Every line below should be repeated exactly.

** BEGIN Task data **

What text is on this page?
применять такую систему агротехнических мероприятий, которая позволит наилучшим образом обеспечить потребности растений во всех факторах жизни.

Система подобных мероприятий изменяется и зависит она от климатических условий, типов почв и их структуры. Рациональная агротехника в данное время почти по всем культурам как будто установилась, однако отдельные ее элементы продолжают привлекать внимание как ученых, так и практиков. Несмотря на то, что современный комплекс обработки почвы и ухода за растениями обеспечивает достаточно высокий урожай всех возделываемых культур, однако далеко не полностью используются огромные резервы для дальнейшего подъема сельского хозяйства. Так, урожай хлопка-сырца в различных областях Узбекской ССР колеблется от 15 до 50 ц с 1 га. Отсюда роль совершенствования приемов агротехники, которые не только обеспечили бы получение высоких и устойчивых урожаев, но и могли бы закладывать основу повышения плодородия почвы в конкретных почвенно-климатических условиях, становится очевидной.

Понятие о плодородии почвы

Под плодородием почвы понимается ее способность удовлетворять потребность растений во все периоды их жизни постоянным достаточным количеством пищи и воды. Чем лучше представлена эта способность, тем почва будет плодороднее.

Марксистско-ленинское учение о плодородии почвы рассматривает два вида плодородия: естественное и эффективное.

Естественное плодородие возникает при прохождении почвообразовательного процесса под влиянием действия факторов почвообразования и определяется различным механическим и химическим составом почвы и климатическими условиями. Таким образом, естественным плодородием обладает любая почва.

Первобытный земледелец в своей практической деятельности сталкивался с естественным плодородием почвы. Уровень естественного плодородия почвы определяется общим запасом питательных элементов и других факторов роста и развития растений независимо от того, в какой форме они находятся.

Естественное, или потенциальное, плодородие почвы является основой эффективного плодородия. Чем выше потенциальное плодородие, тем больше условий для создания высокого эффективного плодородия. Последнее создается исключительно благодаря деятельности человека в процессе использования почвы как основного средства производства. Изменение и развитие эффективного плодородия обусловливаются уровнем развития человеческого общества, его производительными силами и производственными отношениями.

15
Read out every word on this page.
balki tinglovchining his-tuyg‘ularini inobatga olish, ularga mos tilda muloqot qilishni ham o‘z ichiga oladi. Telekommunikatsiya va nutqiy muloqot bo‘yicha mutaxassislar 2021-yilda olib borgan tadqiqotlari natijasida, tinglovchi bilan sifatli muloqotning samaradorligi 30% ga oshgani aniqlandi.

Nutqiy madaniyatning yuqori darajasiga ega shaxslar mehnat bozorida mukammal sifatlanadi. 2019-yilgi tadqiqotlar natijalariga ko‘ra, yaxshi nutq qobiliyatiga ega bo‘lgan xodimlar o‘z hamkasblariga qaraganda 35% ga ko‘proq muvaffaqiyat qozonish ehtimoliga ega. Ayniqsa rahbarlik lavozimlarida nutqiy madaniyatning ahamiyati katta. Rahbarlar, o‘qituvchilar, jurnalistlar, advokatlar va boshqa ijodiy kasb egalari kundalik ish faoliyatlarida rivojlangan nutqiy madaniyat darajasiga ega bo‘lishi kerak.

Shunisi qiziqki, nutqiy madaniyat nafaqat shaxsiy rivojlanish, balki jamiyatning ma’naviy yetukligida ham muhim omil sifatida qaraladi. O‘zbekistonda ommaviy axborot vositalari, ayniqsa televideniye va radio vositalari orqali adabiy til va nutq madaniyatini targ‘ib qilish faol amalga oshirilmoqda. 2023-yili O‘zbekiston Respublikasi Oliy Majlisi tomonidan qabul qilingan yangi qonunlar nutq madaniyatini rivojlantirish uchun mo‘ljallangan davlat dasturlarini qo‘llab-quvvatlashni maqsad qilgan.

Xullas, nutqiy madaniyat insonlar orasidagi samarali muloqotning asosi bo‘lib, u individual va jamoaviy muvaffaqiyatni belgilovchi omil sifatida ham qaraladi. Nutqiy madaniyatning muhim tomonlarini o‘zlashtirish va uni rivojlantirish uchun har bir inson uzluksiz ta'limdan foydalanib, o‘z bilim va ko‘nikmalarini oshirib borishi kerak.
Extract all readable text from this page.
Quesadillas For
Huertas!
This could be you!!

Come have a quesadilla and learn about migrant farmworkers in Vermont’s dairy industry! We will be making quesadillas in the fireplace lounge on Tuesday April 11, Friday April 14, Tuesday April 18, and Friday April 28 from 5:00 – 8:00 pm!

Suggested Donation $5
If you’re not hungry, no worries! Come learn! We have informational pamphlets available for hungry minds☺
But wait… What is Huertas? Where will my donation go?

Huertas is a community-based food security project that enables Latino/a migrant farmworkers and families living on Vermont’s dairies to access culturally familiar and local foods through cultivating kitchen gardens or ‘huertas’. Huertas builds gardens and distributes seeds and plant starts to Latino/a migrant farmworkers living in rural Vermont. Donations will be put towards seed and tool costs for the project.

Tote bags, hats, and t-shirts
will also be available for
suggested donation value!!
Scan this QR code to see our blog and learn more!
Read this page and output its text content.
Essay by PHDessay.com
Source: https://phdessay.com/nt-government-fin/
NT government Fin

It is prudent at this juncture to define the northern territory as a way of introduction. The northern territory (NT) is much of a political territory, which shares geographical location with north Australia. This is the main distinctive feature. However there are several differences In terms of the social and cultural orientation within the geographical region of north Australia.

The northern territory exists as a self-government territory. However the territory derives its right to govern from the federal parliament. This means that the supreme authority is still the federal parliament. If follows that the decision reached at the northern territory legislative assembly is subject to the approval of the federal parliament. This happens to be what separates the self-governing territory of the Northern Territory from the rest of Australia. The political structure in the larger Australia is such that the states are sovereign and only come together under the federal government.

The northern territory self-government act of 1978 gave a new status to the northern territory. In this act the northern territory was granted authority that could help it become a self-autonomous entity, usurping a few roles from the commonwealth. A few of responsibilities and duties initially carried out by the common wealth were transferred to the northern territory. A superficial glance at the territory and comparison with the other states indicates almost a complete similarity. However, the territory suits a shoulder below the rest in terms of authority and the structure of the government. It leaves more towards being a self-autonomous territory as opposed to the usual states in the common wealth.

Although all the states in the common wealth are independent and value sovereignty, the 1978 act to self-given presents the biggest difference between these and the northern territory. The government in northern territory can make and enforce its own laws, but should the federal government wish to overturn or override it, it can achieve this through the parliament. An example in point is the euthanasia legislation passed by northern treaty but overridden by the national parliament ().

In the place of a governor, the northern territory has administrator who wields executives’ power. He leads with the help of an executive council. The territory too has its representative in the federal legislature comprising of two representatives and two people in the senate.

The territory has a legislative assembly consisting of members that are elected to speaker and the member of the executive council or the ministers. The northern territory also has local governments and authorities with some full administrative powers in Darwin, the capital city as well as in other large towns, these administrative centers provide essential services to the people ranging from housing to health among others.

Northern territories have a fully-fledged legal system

** END Task data **

__Correct response__.
What text is on this page?
применять такую систему агротехнических мероприятий, которая позволит наилучшим образом обеспечить потребности растений во всех факторах жизни.

Система подобных мероприятий изменяется и зависит она от климатических условий, типов почв и их структуры. Рациональная агротехника в данное время почти по всем культурам как будто установилась, однако отдельные ее элементы продолжают привлекать внимание как ученых, так и практиков. Несмотря на то, что современный комплекс обработки почвы и ухода за растениями обеспечивает достаточно высокий урожай всех возделываемых культур, однако далеко не полностью используются огромные резервы для дальнейшего подъема сельского хозяйства. Так, урожай хлопка-сырца в различных областях Узбекской ССР колеблется от 15 до 50 ц с 1 га. Отсюда роль совершенствования приемов агротехники, которые не только обеспечили бы получение высоких и устойчивых урожаев, но и могли бы закладывать основу повышения плодородия почвы в конкретных почвенно-климатических условиях, становится очевидной.

Понятие о плодородии почвы

Под плодородием почвы понимается ее способность удовлетворять потребность растений во все периоды их жизни постоянным достаточным количеством пищи и воды. Чем лучше представлена эта способность, тем почва будет плодороднее.

Марксистско-ленинское учение о плодородии почвы рассматривает два вида плодородия: естественное и эффективное.

Естественное плодородие возникает при прохождении почвообразовательного процесса под влиянием действия факторов почвообразования и определяется различным механическим и химическим составом почвы и климатическими условиями. Таким образом, естественным плодородием обладает любая почва.

Первобытный земледелец в своей практической деятельности сталкивался с естественным плодородием почвы. Уровень естественного плодородия почвы определяется общим запасом питательных элементов и других факторов роста и развития растений независимо от того, в какой форме они находятся.

Естественное, или потенциальное, плодородие почвы является основой эффективного плодородия. Чем выше потенциальное плодородие, тем больше условий для создания высокого эффективного плодородия. Последнее создается исключительно благодаря деятельности человека в процессе использования почвы как основного средства производства. Изменение и развитие эффективного плодородия обусловливаются уровнем развития человеческого общества, его производительными силами и производственными отношениями.

15
Read out every word on this page.
balki tinglovchining his-tuyg‘ularini inobatga olish, ularga mos tilda muloqot qilishni ham o‘z ichiga oladi. Telekommunikatsiya va nutqiy muloqot bo‘yicha mutaxassislar 2021-yilda olib borgan tadqiqotlari natijasida, tinglovchi bilan sifatli muloqotning samaradorligi 30% ga oshgani aniqlandi.

Nutqiy madaniyatning yuqori darajasiga ega shaxslar mehnat bozorida mukammal sifatlanadi. 2019-yilgi tadqiqotlar natijalariga ko‘ra, yaxshi nutq qobiliyatiga ega bo‘lgan xodimlar o‘z hamkasblariga qaraganda 35% ga ko‘proq muvaffaqiyat qozonish ehtimoliga ega. Ayniqsa rahbarlik lavozimlarida nutqiy madaniyatning ahamiyati katta. Rahbarlar, o‘qituvchilar, jurnalistlar, advokatlar va boshqa ijodiy kasb egalari kundalik ish faoliyatlarida rivojlangan nutqiy madaniyat darajasiga ega bo‘lishi kerak.

Shunisi qiziqki, nutqiy madaniyat nafaqat shaxsiy rivojlanish, balki jamiyatning ma’naviy yetukligida ham muhim omil sifatida qaraladi. O‘zbekistonda ommaviy axborot vositalari, ayniqsa televideniye va radio vositalari orqali adabiy til va nutq madaniyatini targ‘ib qilish faol amalga oshirilmoqda. 2023-yili O‘zbekiston Respublikasi Oliy Majlisi tomonidan qabul qilingan yangi qonunlar nutq madaniyatini rivojlantirish uchun mo‘ljallangan davlat dasturlarini qo‘llab-quvvatlashni maqsad qilgan.

Xullas, nutqiy madaniyat insonlar orasidagi samarali muloqotning asosi bo‘lib, u individual va jamoaviy muvaffaqiyatni belgilovchi omil sifatida ham qaraladi. Nutqiy madaniyatning muhim tomonlarini o‘zlashtirish va uni rivojlantirish uchun har bir inson uzluksiz ta'limdan foydalanib, o‘z bilim va ko‘nikmalarini oshirib borishi kerak.
Extract all readable text from this page.
Quesadillas For
Huertas!
This could be you!!

Come have a quesadilla and learn about migrant farmworkers in Vermont’s dairy industry! We will be making quesadillas in the fireplace lounge on Tuesday April 11, Friday April 14, Tuesday April 18, and Friday April 28 from 5:00 – 8:00 pm!

Suggested Donation $5
If you’re not hungry, no worries! Come learn! We have informational pamphlets available for hungry minds☺
But wait… What is Huertas? Where will my donation go?

Huertas is a community-based food security project that enables Latino/a migrant farmworkers and families living on Vermont’s dairies to access culturally familiar and local foods through cultivating kitchen gardens or ‘huertas’. Huertas builds gardens and distributes seeds and plant starts to Latino/a migrant farmworkers living in rural Vermont. Donations will be put towards seed and tool costs for the project.

Tote bags, hats, and t-shirts
will also be available for
suggested donation value!!
Scan this QR code to see our blog and learn more!
Read this page and output its text content.
Essay by PHDessay.com
Source: https://phdessay.com/nt-government-fin/
NT government Fin

It is prudent at this juncture to define the northern territory as a way of introduction. The northern territory (NT) is much of a political territory, which shares geographical location with north Australia. This is the main distinctive feature. However there are several differences In terms of the social and cultural orientation within the geographical region of north Australia.

The northern territory exists as a self-government territory. However the territory derives its right to govern from the federal parliament. This means that the supreme authority is still the federal parliament. If follows that the decision reached at the northern territory legislative assembly is subject to the approval of the federal parliament. This happens to be what separates the self-governing territory of the Northern Territory from the rest of Australia. The political structure in the larger Australia is such that the states are sovereign and only come together under the federal government.

The northern territory self-government act of 1978 gave a new status to the northern territory. In this act the northern territory was granted authority that could help it become a self-autonomous entity, usurping a few roles from the commonwealth. A few of responsibilities and duties initially carried out by the common wealth were transferred to the northern territory. A superficial glance at the territory and comparison with the other states indicates almost a complete similarity. However, the territory suits a shoulder below the rest in terms of authority and the structure of the government. It leaves more towards being a self-autonomous territory as opposed to the usual states in the common wealth.

Although all the states in the common wealth are independent and value sovereignty, the 1978 act to self-given presents the biggest difference between these and the northern territory. The government in northern territory can make and enforce its own laws, but should the federal government wish to overturn or override it, it can achieve this through the parliament. An example in point is the euthanasia legislation passed by northern treaty but overridden by the national parliament ().

In the place of a governor, the northern territory has administrator who wields executives’ power. He leads with the help of an executive council. The territory too has its representative in the federal legislature comprising of two representatives and two people in the senate.

The territory has a legislative assembly consisting of members that are elected to speaker and the member of the executive council or the ministers. The northern territory also has local governments and authorities with some full administrative powers in Darwin, the capital city as well as in other large towns, these administrative centers provide essential services to the people ranging from housing to health among others.

Northern territories have a fully-fledged legal system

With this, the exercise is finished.